----- DATA FOR THE TASK

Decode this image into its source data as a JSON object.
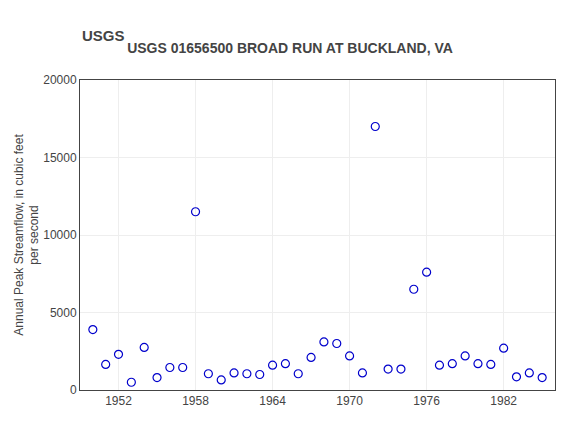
{
  "chart_data": {
    "type": "scatter",
    "title": "USGS 01656500 BROAD RUN AT BUCKLAND, VA",
    "annotations": [
      "USGS"
    ],
    "ylabel": "Annual Peak Streamflow, in cubic feet\nper second",
    "series": [
      {
        "color": "#0000CC",
        "marker": "circle-open",
        "x": [
          1950,
          1951,
          1952,
          1953,
          1954,
          1955,
          1956,
          1957,
          1958,
          1959,
          1960,
          1961,
          1962,
          1963,
          1964,
          1965,
          1966,
          1967,
          1968,
          1969,
          1970,
          1971,
          1972,
          1973,
          1974,
          1975,
          1976,
          1977,
          1978,
          1979,
          1980,
          1981,
          1982,
          1983,
          1984,
          1985
        ],
        "values": [
          3900,
          1650,
          2300,
          500,
          2750,
          800,
          1450,
          1450,
          11500,
          1050,
          650,
          1100,
          1050,
          1000,
          1600,
          1700,
          1050,
          2100,
          3100,
          3000,
          2200,
          1100,
          17000,
          1350,
          1350,
          6500,
          7600,
          1600,
          1700,
          2200,
          1700,
          1650,
          2700,
          850,
          1100,
          800
        ]
      }
    ],
    "xlim": [
      1949,
      1986
    ],
    "xticks": [
      1952,
      1958,
      1964,
      1970,
      1976,
      1982
    ],
    "ylim": [
      0,
      20000
    ],
    "yticks": [
      0,
      5000,
      10000,
      15000,
      20000
    ],
    "grid": true
  }
}
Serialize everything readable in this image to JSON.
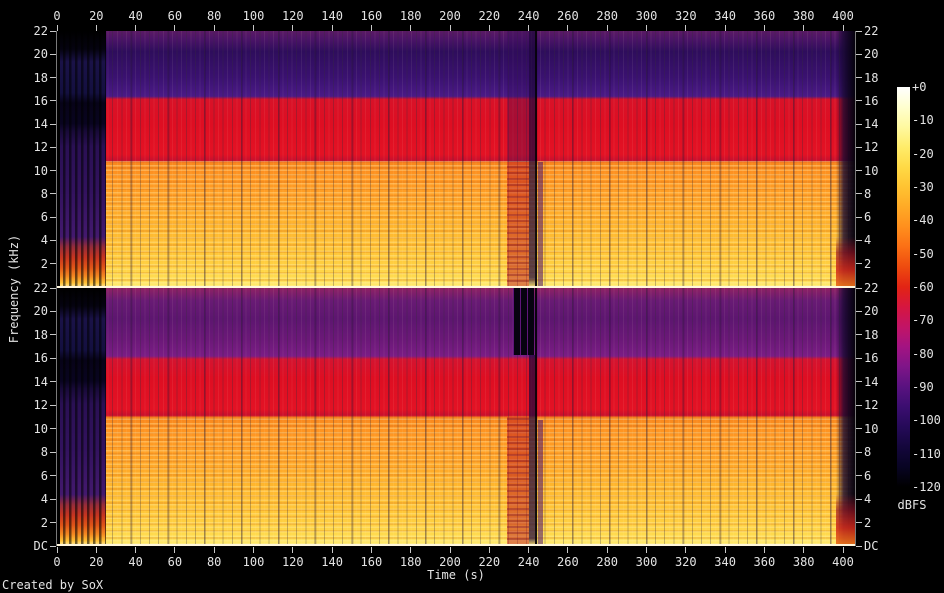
{
  "footer": {
    "credit": "Created by SoX"
  },
  "axes": {
    "time_label": "Time (s)",
    "freq_label": "Frequency (kHz)",
    "colorbar_label": "dBFS"
  },
  "chart_data": {
    "type": "heatmap",
    "variant": "stereo-audio-spectrogram",
    "generator": "SoX",
    "channels": 2,
    "time_axis": {
      "label": "Time (s)",
      "range_s": [
        0,
        406
      ],
      "ticks": [
        0,
        20,
        40,
        60,
        80,
        100,
        120,
        140,
        160,
        180,
        200,
        220,
        240,
        260,
        280,
        300,
        320,
        340,
        360,
        380,
        400
      ]
    },
    "freq_axis": {
      "label": "Frequency (kHz)",
      "range_khz": [
        0,
        22
      ]
    },
    "panels": [
      {
        "name": "channel-1-top",
        "y_tick_labels": [
          "22",
          "20",
          "18",
          "16",
          "14",
          "12",
          "10",
          "8",
          "6",
          "4",
          "2"
        ]
      },
      {
        "name": "channel-2-bottom",
        "y_tick_labels": [
          "22",
          "20",
          "18",
          "16",
          "14",
          "12",
          "10",
          "8",
          "6",
          "4",
          "2",
          "DC"
        ]
      }
    ],
    "colorbar": {
      "label": "dBFS",
      "range_dbfs": [
        "+0",
        "-120"
      ],
      "tick_labels": [
        "+0",
        "-10",
        "-20",
        "-30",
        "-40",
        "-50",
        "-60",
        "-70",
        "-80",
        "-90",
        "-100",
        "-110",
        "-120"
      ],
      "gradient_top_to_bottom": [
        "#ffffff",
        "#ffffcf",
        "#fff9a0",
        "#ffec6a",
        "#ffda46",
        "#ffc332",
        "#ffaa26",
        "#ff8f1d",
        "#fb6f15",
        "#ee4b0f",
        "#e22414",
        "#d61640",
        "#c21466",
        "#a31382",
        "#7e1588",
        "#591280",
        "#3b0e70",
        "#250a58",
        "#14073c",
        "#080423",
        "#000000"
      ]
    },
    "content_reading": {
      "silence_s": [
        0,
        2
      ],
      "low_energy_intro_s": [
        2,
        25
      ],
      "main_program_s": [
        25,
        397
      ],
      "breakdown_section_s": [
        229,
        246
      ],
      "dropout_column_s": [
        240,
        243
      ],
      "fade_out_s": [
        397,
        406
      ],
      "channel_1_bands": [
        {
          "khz": [
            0,
            1
          ],
          "level_dbfs": "≈ -5 to -15",
          "appearance": "bright yellow-white bass"
        },
        {
          "khz": [
            1,
            10.8
          ],
          "level_dbfs": "≈ -20 to -35",
          "appearance": "orange/yellow with harmonic striations"
        },
        {
          "khz": [
            10.8,
            16.2
          ],
          "level_dbfs": "≈ -50",
          "appearance": "solid red band"
        },
        {
          "khz": [
            16.2,
            22
          ],
          "level_dbfs": "≈ -75 to -95",
          "appearance": "indigo/purple with beat stripes"
        }
      ],
      "channel_2_bands": [
        {
          "khz": [
            0,
            1
          ],
          "level_dbfs": "≈ -5 to -15",
          "appearance": "bright yellow-white bass"
        },
        {
          "khz": [
            1,
            11
          ],
          "level_dbfs": "≈ -20 to -35",
          "appearance": "orange/yellow with harmonic striations"
        },
        {
          "khz": [
            11,
            16
          ],
          "level_dbfs": "≈ -50",
          "appearance": "solid red band"
        },
        {
          "khz": [
            16,
            22
          ],
          "level_dbfs": "≈ -65 to -80",
          "appearance": "magenta/purple, black gap at ~232-242 s"
        }
      ]
    }
  }
}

----------

The records above are to be quoted exactly, with all pictures left out.

Decode this image into its source data as a JSON object.
{
  "chart_data": {
    "type": "scatter",
    "title": "USGS 01656500 BROAD RUN AT BUCKLAND, VA",
    "annotations": [
      "USGS"
    ],
    "ylabel": "Annual Peak Streamflow, in cubic feet\nper second",
    "series": [
      {
        "color": "#0000CC",
        "marker": "circle-open",
        "x": [
          1950,
          1951,
          1952,
          1953,
          1954,
          1955,
          1956,
          1957,
          1958,
          1959,
          1960,
          1961,
          1962,
          1963,
          1964,
          1965,
          1966,
          1967,
          1968,
          1969,
          1970,
          1971,
          1972,
          1973,
          1974,
          1975,
          1976,
          1977,
          1978,
          1979,
          1980,
          1981,
          1982,
          1983,
          1984,
          1985
        ],
        "values": [
          3900,
          1650,
          2300,
          500,
          2750,
          800,
          1450,
          1450,
          11500,
          1050,
          650,
          1100,
          1050,
          1000,
          1600,
          1700,
          1050,
          2100,
          3100,
          3000,
          2200,
          1100,
          17000,
          1350,
          1350,
          6500,
          7600,
          1600,
          1700,
          2200,
          1700,
          1650,
          2700,
          850,
          1100,
          800
        ]
      }
    ],
    "xlim": [
      1949,
      1986
    ],
    "xticks": [
      1952,
      1958,
      1964,
      1970,
      1976,
      1982
    ],
    "ylim": [
      0,
      20000
    ],
    "yticks": [
      0,
      5000,
      10000,
      15000,
      20000
    ],
    "grid": true
  }
}
Serialize everything readable in this image to JSON.
{
  "footer": {
    "credit": "Created by SoX"
  },
  "axes": {
    "time_label": "Time (s)",
    "freq_label": "Frequency (kHz)",
    "colorbar_label": "dBFS"
  },
  "chart_data": {
    "type": "heatmap",
    "variant": "stereo-audio-spectrogram",
    "generator": "SoX",
    "channels": 2,
    "time_axis": {
      "label": "Time (s)",
      "range_s": [
        0,
        406
      ],
      "ticks": [
        0,
        20,
        40,
        60,
        80,
        100,
        120,
        140,
        160,
        180,
        200,
        220,
        240,
        260,
        280,
        300,
        320,
        340,
        360,
        380,
        400
      ]
    },
    "freq_axis": {
      "label": "Frequency (kHz)",
      "range_khz": [
        0,
        22
      ]
    },
    "panels": [
      {
        "name": "channel-1-top",
        "y_tick_labels": [
          "22",
          "20",
          "18",
          "16",
          "14",
          "12",
          "10",
          "8",
          "6",
          "4",
          "2"
        ]
      },
      {
        "name": "channel-2-bottom",
        "y_tick_labels": [
          "22",
          "20",
          "18",
          "16",
          "14",
          "12",
          "10",
          "8",
          "6",
          "4",
          "2",
          "DC"
        ]
      }
    ],
    "colorbar": {
      "label": "dBFS",
      "range_dbfs": [
        "+0",
        "-120"
      ],
      "tick_labels": [
        "+0",
        "-10",
        "-20",
        "-30",
        "-40",
        "-50",
        "-60",
        "-70",
        "-80",
        "-90",
        "-100",
        "-110",
        "-120"
      ],
      "gradient_top_to_bottom": [
        "#ffffff",
        "#ffffcf",
        "#fff9a0",
        "#ffec6a",
        "#ffda46",
        "#ffc332",
        "#ffaa26",
        "#ff8f1d",
        "#fb6f15",
        "#ee4b0f",
        "#e22414",
        "#d61640",
        "#c21466",
        "#a31382",
        "#7e1588",
        "#591280",
        "#3b0e70",
        "#250a58",
        "#14073c",
        "#080423",
        "#000000"
      ]
    },
    "content_reading": {
      "silence_s": [
        0,
        2
      ],
      "low_energy_intro_s": [
        2,
        25
      ],
      "main_program_s": [
        25,
        397
      ],
      "breakdown_section_s": [
        229,
        246
      ],
      "dropout_column_s": [
        240,
        243
      ],
      "fade_out_s": [
        397,
        406
      ],
      "channel_1_bands": [
        {
          "khz": [
            0,
            1
          ],
          "level_dbfs": "≈ -5 to -15",
          "appearance": "bright yellow-white bass"
        },
        {
          "khz": [
            1,
            10.8
          ],
          "level_dbfs": "≈ -20 to -35",
          "appearance": "orange/yellow with harmonic striations"
        },
        {
          "khz": [
            10.8,
            16.2
          ],
          "level_dbfs": "≈ -50",
          "appearance": "solid red band"
        },
        {
          "khz": [
            16.2,
            22
          ],
          "level_dbfs": "≈ -75 to -95",
          "appearance": "indigo/purple with beat stripes"
        }
      ],
      "channel_2_bands": [
        {
          "khz": [
            0,
            1
          ],
          "level_dbfs": "≈ -5 to -15",
          "appearance": "bright yellow-white bass"
        },
        {
          "khz": [
            1,
            11
          ],
          "level_dbfs": "≈ -20 to -35",
          "appearance": "orange/yellow with harmonic striations"
        },
        {
          "khz": [
            11,
            16
          ],
          "level_dbfs": "≈ -50",
          "appearance": "solid red band"
        },
        {
          "khz": [
            16,
            22
          ],
          "level_dbfs": "≈ -65 to -80",
          "appearance": "magenta/purple, black gap at ~232-242 s"
        }
      ]
    }
  }
}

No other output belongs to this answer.